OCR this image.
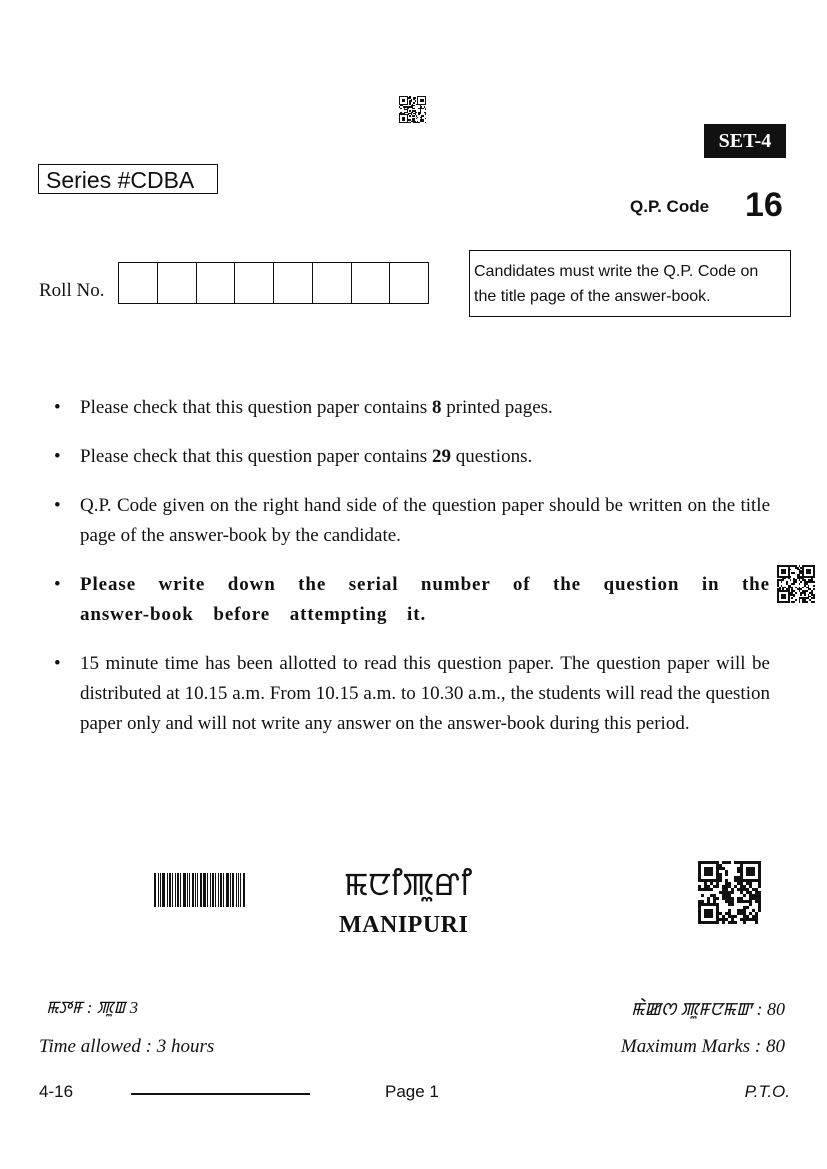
SET-4
Series #CDBA
Q.P. Code 16
Roll No.
Candidates must write the Q.P. Code on
the title page of the answer-book.
• Please check that this question paper contains 8 printed pages.
• Please check that this question paper contains 29 questions.
• Q.P. Code given on the right hand side of the question paper should be written on the title page of the answer-book by the candidate.
• Please write down the serial number of the question in the answer-book before attempting it.
• 15 minute time has been allotted to read this question paper. The question paper will be distributed at 10.15 a.m. From 10.15 a.m. to 10.30 a.m., the students will read the question paper only and will not write any answer on the answer-book during this period.
ꯃꯅꯤꯄꯨꯔꯤ
MANIPURI
ꯃꯇꯝ : ꯄꯨꯡ 3	ꯃꯥꯀꯁ ꯄꯨꯝꯅꯃꯛ : 80
Time allowed : 3 hours	Maximum Marks : 80
4-16	Page 1	P.T.O.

====

Work to complete
An exact transcription of all the entries is required, without the pictures.

Response
OCR this image.
SET-4
Series #CDBA
Q.P. Code 16
Roll No.
Candidates must write the Q.P. Code on
the title page of the answer-book.
• Please check that this question paper contains 8 printed pages.
• Please check that this question paper contains 29 questions.
• Q.P. Code given on the right hand side of the question paper should be written on the title page of the answer-book by the candidate.
• Please write down the serial number of the question in the answer-book before attempting it.
• 15 minute time has been allotted to read this question paper. The question paper will be distributed at 10.15 a.m. From 10.15 a.m. to 10.30 a.m., the students will read the question paper only and will not write any answer on the answer-book during this period.
ꯃꯅꯤꯄꯨꯔꯤ
MANIPURI
ꯃꯇꯝ : ꯄꯨꯡ 3	ꯃꯥꯀꯁ ꯄꯨꯝꯅꯃꯛ : 80
Time allowed : 3 hours	Maximum Marks : 80
4-16	Page 1	P.T.O.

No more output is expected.